#### Given records:
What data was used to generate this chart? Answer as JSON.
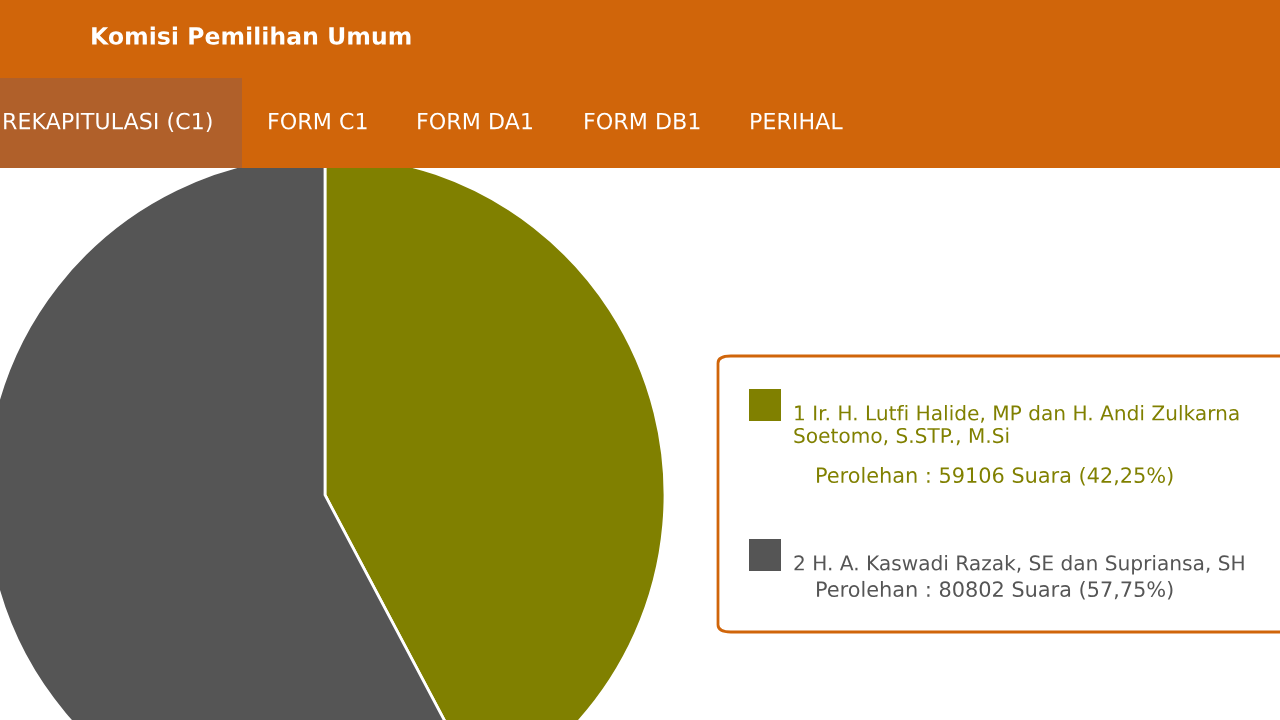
{
  "chart_data": {
    "type": "pie",
    "title": "Komisi Pemilihan Umum",
    "annotations": [
      "REKAPITULASI (C1)",
      "FORM C1",
      "FORM DA1",
      "FORM DB1",
      "PERIHAL"
    ],
    "categories": [
      "1 Ir. H. Lutfi Halide, MP dan H. Andi Zulkarna Soetomo, S.STP., M.Si",
      "2 H. A. Kaswadi Razak, SE dan Supriansa, SH"
    ],
    "values": [
      59106,
      80802
    ],
    "colors": [
      "#808000",
      "#555555"
    ],
    "value_labels": [
      "Perolehan : 59106 Suara (42,25%)",
      "Perolehan : 80802 Suara (57,75%)"
    ],
    "legend": "right"
  }
}
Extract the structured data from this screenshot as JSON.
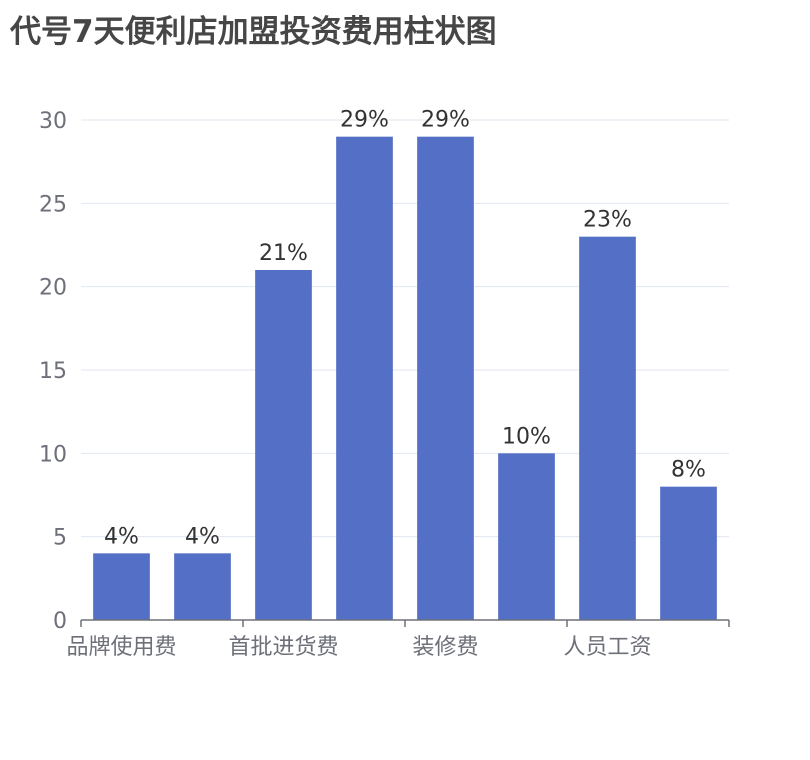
{
  "chart_data": {
    "type": "bar",
    "title": "代号7天便利店加盟投资费用柱状图",
    "xlabel": "",
    "ylabel": "",
    "ylim": [
      0,
      30
    ],
    "yticks": [
      0,
      5,
      10,
      15,
      20,
      25,
      30
    ],
    "grid": true,
    "categories": [
      "品牌使用费",
      "",
      "首批进货费",
      "",
      "装修费",
      "",
      "人员工资",
      ""
    ],
    "values": [
      4,
      4,
      21,
      29,
      29,
      10,
      23,
      8
    ],
    "data_labels": [
      "4%",
      "4%",
      "21%",
      "29%",
      "29%",
      "10%",
      "23%",
      "8%"
    ],
    "bar_color": "#5470c6"
  }
}
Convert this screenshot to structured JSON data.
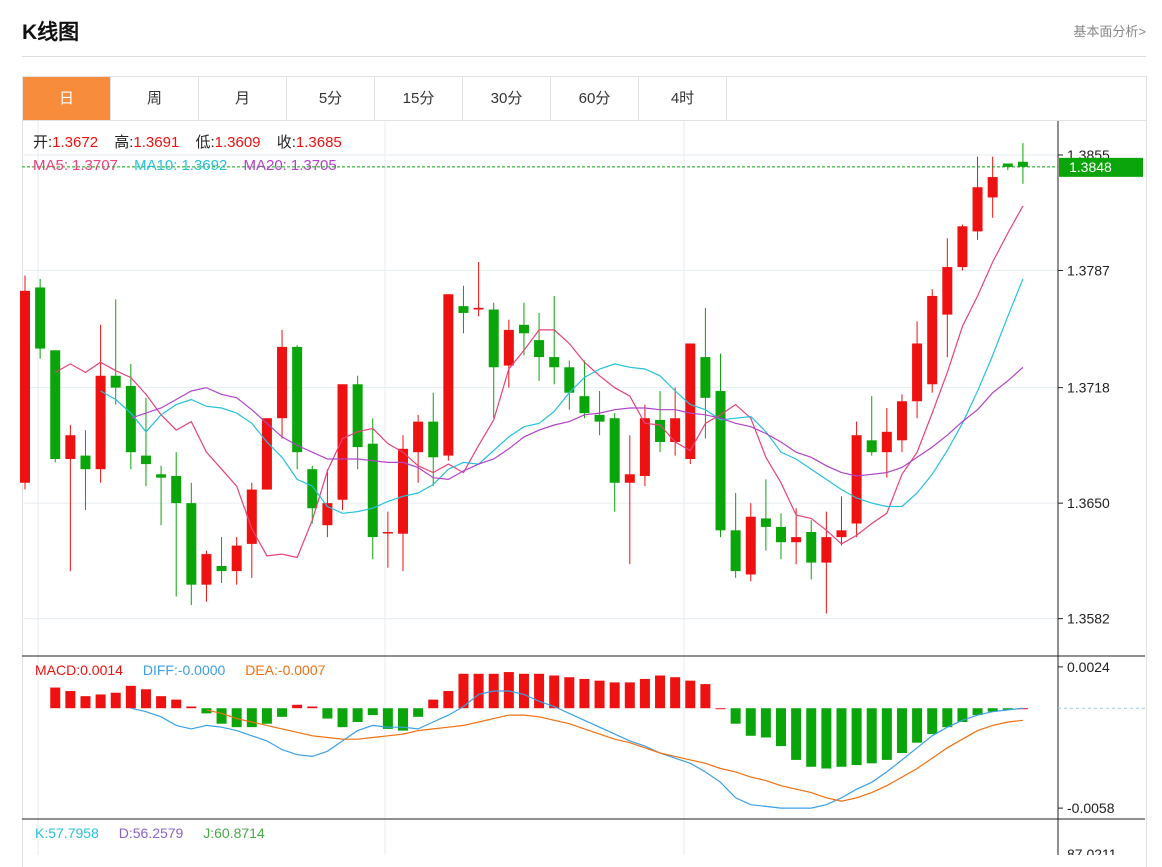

#### Your instructions:
Find each line holding the word "screenshot" and copy it.

#### Exercise response:
Extract the structured data from this screenshot as JSON.
Convert this screenshot to structured JSON data.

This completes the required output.